Verkündet am 20. November 2003

In dem Rechtsstreit

hat der 8. Zivilsenat des Oberlandesgerichts Celle auf die mündliche Verhandlung vom 7. November 2003 durch den Vorsitzenden Richter am Oberlandesgericht #######, den Richter am Oberlandesgericht ####### und die Richterin am Oberlandesgericht ####### für Recht erkannt:

Tenor:

Die Berufung der Beklagten gegen das am 19. November 2002 verkündete Urteil der 7. Zivilkammer des Landgerichts Verden wird zurückgewiesen.

Die Beklagte trägt die Kosten des Berufungsverfahrens.

Das Urteil ist vorläufig vollstreckbar. Die Beklagte kann die Vollstreckung gegen Sicherheitsleistung von 110% des aufgrund des Urteils vollstreckbaren Betrages abwenden, wenn nicht der Kläger vor der Vollstreckung Sicherheit in Höhe von 110% des jeweils zu vollstreckenden Betrages leistet.

Die Revision wird nicht zugelassen.

Gründe:

I.

Der Kläger nimmt die Beklagte auf Leistungen aus einer Wohngebäudeversicherung nach einem Brandschaden in Anspruch.

Im Jahre 1985 errichtete der Kläger das von ihm bewohnte Wohnhaus ####### in #######. Ausweislich des Versicherungsscheins vom 10. Oktober 1985 versicherte er es bei der Beklagten u.a. gegen Feuer zum gleitenden Neuwert unter Zugrundelegung einer Versicherungssumme von 16.000 Mark 1914 (Bl. 46 d.A.). Nach endgültiger Fertigstellung des Hauses wurde mit Vertrag vom 6. Februar 1986 die Versicherungssumme zum gleitenden Neuwert auf "18.800 Mark 1914 errechnet mit dem Bauindex 1400 aus der für 1986 angegebenen Summe von 263.000 DM" angepaßt (Bl. 45 d.A.). Die Versicherung lief zum 12. Januar 1996 aus, wobei die Vertragsdauer sich stillschweigend um jeweils ein Jahr verlängert, wenn die schriftliche Kündigungserklärung nicht spätestens drei Monate vor Ablauf dem anderen Vertragspartner zugegangen ist (Bl. 45 R d.A.).

Im Jahr 1995 suchte der für die Beklagte tätige Zeuge ####### den Kläger wegen einer Aktualisierung des Vertrages auf und nahm am 15. Dezember 1995 einen Versicherungsantrag auf, der eine Wohngebäudeversicherung zum gleitenden Neuwert ohne Unterversicherungsverzicht vorsieht (Bl. 35f. d.A.). Bei der Angabe der Versicherungssumme setzte der Zeuge ####### die Versicherungssumme in M 1914 mit 18.800 und die Versicherungssumme in DM (Vers. zum Neuwert/ Zeitwert) mit 375.000 DM ein. Ferner ergänzte er die Rubrik "Die Versicherungssumme in M 1914 wurde ermittelt" durch den handschriftlichen Zusatz "Angaben VN".

:: Bereitgestellte Einträge ::
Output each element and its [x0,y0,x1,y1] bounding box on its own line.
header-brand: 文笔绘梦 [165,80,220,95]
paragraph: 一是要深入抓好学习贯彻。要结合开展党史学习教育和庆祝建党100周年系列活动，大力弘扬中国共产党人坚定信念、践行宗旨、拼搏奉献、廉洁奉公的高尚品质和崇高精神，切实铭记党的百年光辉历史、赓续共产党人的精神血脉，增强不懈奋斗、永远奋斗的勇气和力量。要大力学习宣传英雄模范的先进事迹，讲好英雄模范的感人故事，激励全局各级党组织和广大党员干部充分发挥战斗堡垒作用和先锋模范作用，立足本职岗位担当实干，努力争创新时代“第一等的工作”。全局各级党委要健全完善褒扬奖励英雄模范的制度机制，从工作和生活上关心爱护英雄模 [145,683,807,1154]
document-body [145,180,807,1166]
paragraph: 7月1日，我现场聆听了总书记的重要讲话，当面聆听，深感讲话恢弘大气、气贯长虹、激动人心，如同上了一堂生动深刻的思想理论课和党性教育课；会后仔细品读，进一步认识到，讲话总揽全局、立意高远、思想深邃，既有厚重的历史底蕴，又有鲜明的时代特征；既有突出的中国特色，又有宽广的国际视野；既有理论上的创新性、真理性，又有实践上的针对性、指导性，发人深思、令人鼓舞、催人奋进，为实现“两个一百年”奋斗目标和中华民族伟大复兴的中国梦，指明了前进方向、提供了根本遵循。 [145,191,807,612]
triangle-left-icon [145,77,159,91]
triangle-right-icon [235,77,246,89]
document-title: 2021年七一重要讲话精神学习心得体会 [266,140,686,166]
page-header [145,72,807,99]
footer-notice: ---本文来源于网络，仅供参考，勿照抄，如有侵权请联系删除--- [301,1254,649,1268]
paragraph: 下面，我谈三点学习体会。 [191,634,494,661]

:: Arbeitsanweisungen ::
**A)** Beantworte zum Dokumentauszug diese Fragen:
(i) Welches Verkündungsdatum steht am Anfang?
(ii) Welcher Spruchkörper welchen Gerichts hatte das Urteil vom 19. November 2002 erlassen?
(iii) Welche Versicherungssumme in DM setzte der Zeuge in den Antrag vom 15. Dezember 1995 ein?
**B)** Gib aus dem Dokumentauszug den Abschnitt wortgetreu wieder: Setze bei den Worten „In dem Rechtsstreit“ ein und höre nach „Kosten des Berufungsverfahrens.“ auf.
**C)** Übertrage diesen Satz aus dem Dokumentauszug ins Englische: „Der Kläger nimmt die Beklagte auf Leistungen aus einer Wohngebäudeversicherung nach einem Brandschaden in Anspruch.“
Für die Bearbeitung ist das Material nicht erforderlich.

:: Lösungen je Aufgabe ::
**A)**
(i) 20. November 2003
(ii) Die 7. Zivilkammer des Landgerichts Verden
(iii) 375.000 DM

**B)**
In dem Rechtsstreit

hat der 8. Zivilsenat des Oberlandesgerichts Celle auf die mündliche Verhandlung vom 7. November 2003 durch den Vorsitzenden Richter am Oberlandesgericht #######, den Richter am Oberlandesgericht ####### und die Richterin am Oberlandesgericht ####### für Recht erkannt:

Tenor:

Die Berufung der Beklagten gegen das am 19. November 2002 verkündete Urteil der 7. Zivilkammer des Landgerichts Verden wird zurückgewiesen.

Die Beklagte trägt die Kosten des Berufungsverfahrens.

**C)** The plaintiff is suing the defendant for benefits under a residential building insurance policy following fire damage.